◆ **DATA IN THIS EXERCISE**
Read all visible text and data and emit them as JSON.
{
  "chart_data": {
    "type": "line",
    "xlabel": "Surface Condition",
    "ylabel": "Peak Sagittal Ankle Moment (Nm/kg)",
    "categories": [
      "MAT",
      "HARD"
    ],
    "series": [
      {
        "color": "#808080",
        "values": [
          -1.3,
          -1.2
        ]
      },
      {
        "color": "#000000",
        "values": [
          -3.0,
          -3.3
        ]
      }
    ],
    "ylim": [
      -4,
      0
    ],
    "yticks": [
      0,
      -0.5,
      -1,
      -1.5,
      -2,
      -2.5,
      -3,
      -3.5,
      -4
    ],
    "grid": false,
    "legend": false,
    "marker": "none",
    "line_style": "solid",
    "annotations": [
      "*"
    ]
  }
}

◆ **GIVEN INSTRUCTION**
Retype every record above exactly as written.

◆ **COMPLETED TASK**
Read all visible text and data and emit them as JSON.
{
  "chart_data": {
    "type": "line",
    "xlabel": "Surface Condition",
    "ylabel": "Peak Sagittal Ankle Moment (Nm/kg)",
    "categories": [
      "MAT",
      "HARD"
    ],
    "series": [
      {
        "color": "#808080",
        "values": [
          -1.3,
          -1.2
        ]
      },
      {
        "color": "#000000",
        "values": [
          -3.0,
          -3.3
        ]
      }
    ],
    "ylim": [
      -4,
      0
    ],
    "yticks": [
      0,
      -0.5,
      -1,
      -1.5,
      -2,
      -2.5,
      -3,
      -3.5,
      -4
    ],
    "grid": false,
    "legend": false,
    "marker": "none",
    "line_style": "solid",
    "annotations": [
      "*"
    ]
  }
}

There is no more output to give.